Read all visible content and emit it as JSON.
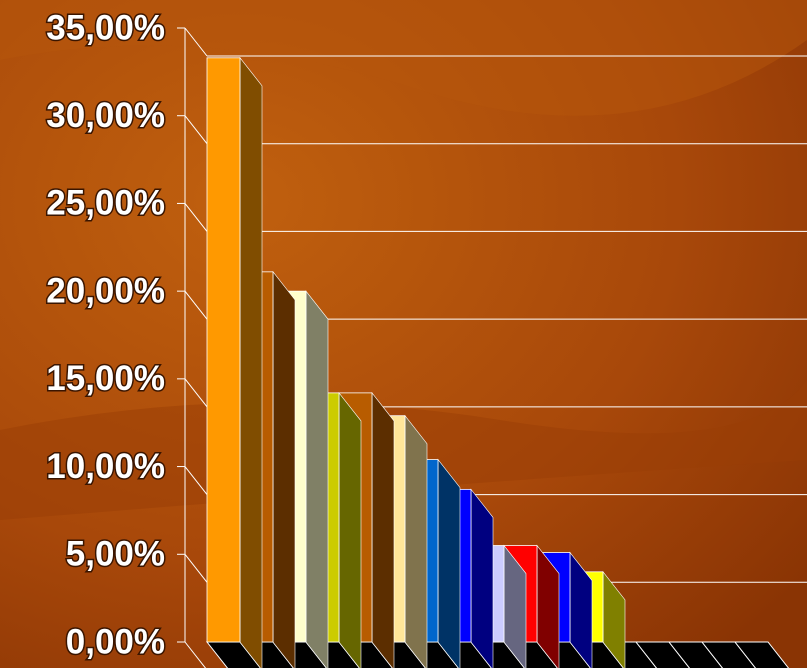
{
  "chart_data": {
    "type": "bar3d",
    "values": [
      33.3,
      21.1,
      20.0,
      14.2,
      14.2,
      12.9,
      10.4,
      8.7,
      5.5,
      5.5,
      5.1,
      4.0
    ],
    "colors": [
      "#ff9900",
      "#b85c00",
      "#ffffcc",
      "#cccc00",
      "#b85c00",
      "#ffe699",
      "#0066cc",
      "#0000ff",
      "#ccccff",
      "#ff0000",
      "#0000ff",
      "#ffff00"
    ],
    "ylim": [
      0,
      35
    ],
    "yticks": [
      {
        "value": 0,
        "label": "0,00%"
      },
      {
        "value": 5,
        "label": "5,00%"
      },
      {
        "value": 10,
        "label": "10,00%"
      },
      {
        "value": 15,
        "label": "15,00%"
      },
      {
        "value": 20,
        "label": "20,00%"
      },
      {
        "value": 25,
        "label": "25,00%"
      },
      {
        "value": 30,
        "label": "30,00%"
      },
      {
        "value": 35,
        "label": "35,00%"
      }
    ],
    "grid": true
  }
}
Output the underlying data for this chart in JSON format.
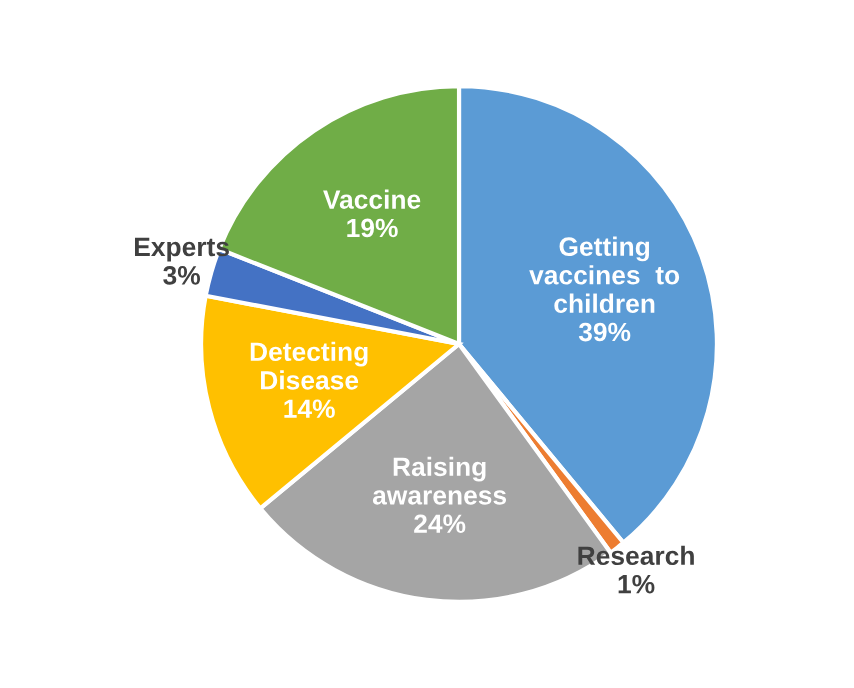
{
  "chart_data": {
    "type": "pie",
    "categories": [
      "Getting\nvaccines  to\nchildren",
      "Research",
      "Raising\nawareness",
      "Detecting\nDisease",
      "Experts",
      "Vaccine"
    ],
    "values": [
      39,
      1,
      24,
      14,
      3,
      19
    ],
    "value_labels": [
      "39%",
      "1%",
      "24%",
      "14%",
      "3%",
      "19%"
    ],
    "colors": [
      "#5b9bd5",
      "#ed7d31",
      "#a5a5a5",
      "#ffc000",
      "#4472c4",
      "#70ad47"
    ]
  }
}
+-------+
*Short problem:*
Strip the images and reproduce the remaining records precisely.

*The response:*
Read all visible content and emit it as JSON.
{
  "chart_data": {
    "type": "bar3d",
    "values": [
      33.3,
      21.1,
      20.0,
      14.2,
      14.2,
      12.9,
      10.4,
      8.7,
      5.5,
      5.5,
      5.1,
      4.0
    ],
    "colors": [
      "#ff9900",
      "#b85c00",
      "#ffffcc",
      "#cccc00",
      "#b85c00",
      "#ffe699",
      "#0066cc",
      "#0000ff",
      "#ccccff",
      "#ff0000",
      "#0000ff",
      "#ffff00"
    ],
    "ylim": [
      0,
      35
    ],
    "yticks": [
      {
        "value": 0,
        "label": "0,00%"
      },
      {
        "value": 5,
        "label": "5,00%"
      },
      {
        "value": 10,
        "label": "10,00%"
      },
      {
        "value": 15,
        "label": "15,00%"
      },
      {
        "value": 20,
        "label": "20,00%"
      },
      {
        "value": 25,
        "label": "25,00%"
      },
      {
        "value": 30,
        "label": "30,00%"
      },
      {
        "value": 35,
        "label": "35,00%"
      }
    ],
    "grid": true
  }
}
Output the underlying data for this chart in JSON format.
{
  "chart_data": {
    "type": "pie",
    "categories": [
      "Getting\nvaccines  to\nchildren",
      "Research",
      "Raising\nawareness",
      "Detecting\nDisease",
      "Experts",
      "Vaccine"
    ],
    "values": [
      39,
      1,
      24,
      14,
      3,
      19
    ],
    "value_labels": [
      "39%",
      "1%",
      "24%",
      "14%",
      "3%",
      "19%"
    ],
    "colors": [
      "#5b9bd5",
      "#ed7d31",
      "#a5a5a5",
      "#ffc000",
      "#4472c4",
      "#70ad47"
    ]
  }
}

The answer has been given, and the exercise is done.